*** GIVEN DATA ***

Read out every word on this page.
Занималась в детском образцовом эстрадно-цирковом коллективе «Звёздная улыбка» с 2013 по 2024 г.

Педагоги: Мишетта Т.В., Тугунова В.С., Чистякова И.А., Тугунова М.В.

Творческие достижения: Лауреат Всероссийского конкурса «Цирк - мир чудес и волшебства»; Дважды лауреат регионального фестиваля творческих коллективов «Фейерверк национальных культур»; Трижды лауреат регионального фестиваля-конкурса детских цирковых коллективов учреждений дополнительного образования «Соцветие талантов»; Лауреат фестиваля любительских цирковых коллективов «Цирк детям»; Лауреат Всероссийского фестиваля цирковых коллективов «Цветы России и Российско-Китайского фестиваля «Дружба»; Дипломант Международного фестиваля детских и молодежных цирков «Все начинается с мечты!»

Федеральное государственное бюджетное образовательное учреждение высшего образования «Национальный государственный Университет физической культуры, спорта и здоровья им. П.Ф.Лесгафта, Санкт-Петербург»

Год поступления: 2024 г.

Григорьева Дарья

***

> **WHAT TO WORK ON**
Return all of the data precisely as it appears.

> **RESPONSE**
Read out every word on this page.
Занималась в детском образцовом эстрадно-цирковом коллективе «Звёздная улыбка» с 2013 по 2024 г.

Педагоги: Мишетта Т.В., Тугунова В.С., Чистякова И.А., Тугунова М.В.

Творческие достижения: Лауреат Всероссийского конкурса «Цирк - мир чудес и волшебства»; Дважды лауреат регионального фестиваля творческих коллективов «Фейерверк национальных культур»; Трижды лауреат регионального фестиваля-конкурса детских цирковых коллективов учреждений дополнительного образования «Соцветие талантов»; Лауреат фестиваля любительских цирковых коллективов «Цирк детям»; Лауреат Всероссийского фестиваля цирковых коллективов «Цветы России и Российско-Китайского фестиваля «Дружба»; Дипломант Международного фестиваля детских и молодежных цирков «Все начинается с мечты!»

Федеральное государственное бюджетное образовательное учреждение высшего образования «Национальный государственный Университет физической культуры, спорта и здоровья им. П.Ф.Лесгафта, Санкт-Петербург»

Год поступления: 2024 г.

Григорьева Дарья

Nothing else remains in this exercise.